» **DIRECTIONS**
From the research plan on the Stone Soup project, retype the stretch from "The seed of" through "all these questions.".

» **STUDY TEXT**

◆ ◆ ◆ ◆

KUNSTENPLATFORM PLAN B

The research plan: Inés Ballesteros and Michela Dal Brollo

 

Stone soup is a folk tale in which two mysterious travellers go from village to village with nothing but a large pot. Whenever they arrive somewhere, they make soup with the only ingredient being a stone found locally. This arouses the curiosity of the inhabitants, who are eager to taste this special soup. When the villagers came to ask them for the soup, the two travellers asked them to bring a number of ingredients to make the soup even tastier. Soon the whole village was sitting together at the table, slurping the soup that had been made with everyone's contribution.       

The seed of our research lies in the fact that we live in two different countries. This forced us to think about how we position ourselves in the contemporary phenomenon of nomadic artistic practices and mobility. How can we devise strategies that can be applied to different types of environments? It is also a question of cohabitation. Not only between people, but also between other life forms. What does it mean to adapt to your environment and learn from it instead of wanting to change it? How can we practise this adaptability? Cooking became a way to get started with all these questions. 

We want to create a space where artists, residents, curious minds and sceptics can come together. The most important element in facilitating this is a portable rocket stove and, of course, food. Stone Soup will be a nomadic restaurant that grows and transforms in relation to its environment. For example, our cooking equipment is not prepared in advance. We rely on what is available in the area and on the residents we meet. From local knowledge about edible plants to agricultural waste that we use as fuel for our oven. Every place is brimming with relationships and interactions. We want to uncover those stories and find out how we can blend and exchange them with our own knowledge as Stone Soup Travellers. We use our equipment as a medium to reuse rather than produce, and we make knowledge sustainable through mutual exchange. This is related to a broader view of food culture and consumerism. In this way, our artistic practice and our way of life are intertwined. We explore possible ways of life and develop ideas that have the potential for change.    

The coronavirus crisis shows the fragility of our consumer-oriented, neoliberal society. Although the pandemic has made our project more difficult to carry out, it is also more relevant than ever. In our research, we look for loose spaces: spaces where the meaning and function of things are not entirely fixed. At the moment, people are questioning the former norm, they are experiencing first-hand how fragile that system is, and this is creating a kind of mental loose space. This is an ideal breeding ground for other, more sustainable alternatives to take hold. The current crisis gives us the opportunity to consider our ideas not only ideologically, but also from a current necessity. 

This image (see above, ed.) represents the Stone Soup process. The empty pot can be filled with ingredients and stories, in relation to the environment and the encounters that take place within it. The image was created by sending a Photoshop file back and forth to each other, an accumulation of layers and ideas as an analogy for the way we work together.

◆ ◆ ◆ ◆

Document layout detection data
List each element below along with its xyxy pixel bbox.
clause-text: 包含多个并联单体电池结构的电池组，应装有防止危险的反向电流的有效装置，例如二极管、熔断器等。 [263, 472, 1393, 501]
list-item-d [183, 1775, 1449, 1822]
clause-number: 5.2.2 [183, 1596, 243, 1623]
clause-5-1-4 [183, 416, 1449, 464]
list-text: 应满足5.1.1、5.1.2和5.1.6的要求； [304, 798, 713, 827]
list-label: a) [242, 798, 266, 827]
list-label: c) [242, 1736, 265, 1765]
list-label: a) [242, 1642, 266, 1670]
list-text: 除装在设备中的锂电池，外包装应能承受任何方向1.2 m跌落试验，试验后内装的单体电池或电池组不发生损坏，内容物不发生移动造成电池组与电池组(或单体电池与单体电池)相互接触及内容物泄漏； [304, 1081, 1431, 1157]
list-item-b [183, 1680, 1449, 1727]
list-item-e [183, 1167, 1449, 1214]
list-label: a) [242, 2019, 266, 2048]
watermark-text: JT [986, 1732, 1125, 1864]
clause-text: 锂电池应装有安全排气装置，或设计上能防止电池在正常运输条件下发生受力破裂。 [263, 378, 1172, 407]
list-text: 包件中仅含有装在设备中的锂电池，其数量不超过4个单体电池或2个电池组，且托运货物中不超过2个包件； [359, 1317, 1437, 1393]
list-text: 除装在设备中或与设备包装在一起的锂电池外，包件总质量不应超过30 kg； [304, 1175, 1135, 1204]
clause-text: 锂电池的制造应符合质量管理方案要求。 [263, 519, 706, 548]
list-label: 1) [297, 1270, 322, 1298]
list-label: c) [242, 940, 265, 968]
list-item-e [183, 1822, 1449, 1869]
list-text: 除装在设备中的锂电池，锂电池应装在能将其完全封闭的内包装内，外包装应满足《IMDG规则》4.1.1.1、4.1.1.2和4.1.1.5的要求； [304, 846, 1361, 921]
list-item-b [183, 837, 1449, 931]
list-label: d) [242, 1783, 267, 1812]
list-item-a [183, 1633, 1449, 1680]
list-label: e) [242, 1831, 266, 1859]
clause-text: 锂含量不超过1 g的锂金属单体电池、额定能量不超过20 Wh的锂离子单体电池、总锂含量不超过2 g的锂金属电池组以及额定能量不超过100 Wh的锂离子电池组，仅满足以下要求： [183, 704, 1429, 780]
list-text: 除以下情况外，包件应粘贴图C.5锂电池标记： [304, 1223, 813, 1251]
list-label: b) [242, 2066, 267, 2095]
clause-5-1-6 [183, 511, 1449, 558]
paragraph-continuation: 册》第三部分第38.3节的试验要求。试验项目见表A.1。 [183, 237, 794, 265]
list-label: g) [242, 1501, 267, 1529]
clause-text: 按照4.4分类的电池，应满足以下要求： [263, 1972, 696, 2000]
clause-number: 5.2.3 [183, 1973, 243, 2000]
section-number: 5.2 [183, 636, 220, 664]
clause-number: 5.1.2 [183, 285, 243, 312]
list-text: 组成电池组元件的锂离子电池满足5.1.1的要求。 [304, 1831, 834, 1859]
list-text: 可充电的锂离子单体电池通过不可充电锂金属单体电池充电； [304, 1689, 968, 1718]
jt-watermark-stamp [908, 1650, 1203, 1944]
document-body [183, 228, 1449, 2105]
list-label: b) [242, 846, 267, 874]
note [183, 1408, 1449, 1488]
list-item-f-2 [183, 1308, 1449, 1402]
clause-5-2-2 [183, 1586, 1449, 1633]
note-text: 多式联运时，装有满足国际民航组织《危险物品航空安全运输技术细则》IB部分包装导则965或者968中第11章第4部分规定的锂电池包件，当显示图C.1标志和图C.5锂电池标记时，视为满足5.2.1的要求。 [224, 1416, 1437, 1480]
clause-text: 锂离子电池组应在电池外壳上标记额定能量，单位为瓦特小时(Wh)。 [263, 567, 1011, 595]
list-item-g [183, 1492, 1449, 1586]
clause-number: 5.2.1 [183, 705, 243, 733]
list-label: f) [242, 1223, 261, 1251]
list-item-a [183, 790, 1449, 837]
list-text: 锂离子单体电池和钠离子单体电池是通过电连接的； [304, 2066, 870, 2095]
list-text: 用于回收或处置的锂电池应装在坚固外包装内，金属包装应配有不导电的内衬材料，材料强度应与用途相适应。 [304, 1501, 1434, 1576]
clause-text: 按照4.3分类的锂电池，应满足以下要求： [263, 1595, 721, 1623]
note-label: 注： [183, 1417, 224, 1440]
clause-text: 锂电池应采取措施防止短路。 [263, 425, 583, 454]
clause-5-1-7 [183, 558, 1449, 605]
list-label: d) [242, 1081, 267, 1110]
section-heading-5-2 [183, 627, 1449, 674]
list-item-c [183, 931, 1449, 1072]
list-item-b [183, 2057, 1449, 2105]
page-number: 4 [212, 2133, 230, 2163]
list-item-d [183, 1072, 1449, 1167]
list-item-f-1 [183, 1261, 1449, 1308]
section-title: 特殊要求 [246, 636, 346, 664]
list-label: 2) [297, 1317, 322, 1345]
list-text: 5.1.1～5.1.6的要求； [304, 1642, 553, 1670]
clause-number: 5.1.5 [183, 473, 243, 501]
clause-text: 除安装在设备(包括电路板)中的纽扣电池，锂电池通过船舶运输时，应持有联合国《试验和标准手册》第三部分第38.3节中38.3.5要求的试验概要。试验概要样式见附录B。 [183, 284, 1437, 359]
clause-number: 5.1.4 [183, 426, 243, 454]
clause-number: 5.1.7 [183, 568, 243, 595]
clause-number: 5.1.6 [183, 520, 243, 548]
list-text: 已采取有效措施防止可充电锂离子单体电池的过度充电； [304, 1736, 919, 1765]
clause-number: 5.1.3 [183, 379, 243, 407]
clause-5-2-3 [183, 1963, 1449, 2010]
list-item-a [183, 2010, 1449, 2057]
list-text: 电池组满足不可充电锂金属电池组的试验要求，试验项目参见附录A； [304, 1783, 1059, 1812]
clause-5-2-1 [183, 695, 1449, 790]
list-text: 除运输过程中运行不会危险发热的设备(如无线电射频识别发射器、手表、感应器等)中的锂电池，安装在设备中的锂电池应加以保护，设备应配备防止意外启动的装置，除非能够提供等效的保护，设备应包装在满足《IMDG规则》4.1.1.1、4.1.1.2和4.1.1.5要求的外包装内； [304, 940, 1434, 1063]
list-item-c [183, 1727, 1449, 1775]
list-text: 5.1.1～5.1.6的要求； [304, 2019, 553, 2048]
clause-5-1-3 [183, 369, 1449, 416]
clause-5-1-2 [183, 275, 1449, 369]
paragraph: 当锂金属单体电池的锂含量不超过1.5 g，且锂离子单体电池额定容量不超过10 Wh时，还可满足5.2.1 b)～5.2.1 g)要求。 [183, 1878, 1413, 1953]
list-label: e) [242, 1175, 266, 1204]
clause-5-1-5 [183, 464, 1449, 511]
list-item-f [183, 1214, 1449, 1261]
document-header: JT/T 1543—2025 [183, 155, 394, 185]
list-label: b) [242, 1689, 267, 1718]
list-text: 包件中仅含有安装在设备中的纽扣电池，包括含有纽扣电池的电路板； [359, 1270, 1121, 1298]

◆ ◆ ◆ ◆

» **SOLUTION TO THE EXERCISE**
The seed of our research lies in the fact that we live in two different countries. This forced us to think about how we position ourselves in the contemporary phenomenon of nomadic artistic practices and mobility. How can we devise strategies that can be applied to different types of environments? It is also a question of cohabitation. Not only between people, but also between other life forms. What does it mean to adapt to your environment and learn from it instead of wanting to change it? How can we practise this adaptability? Cooking became a way to get started with all these questions.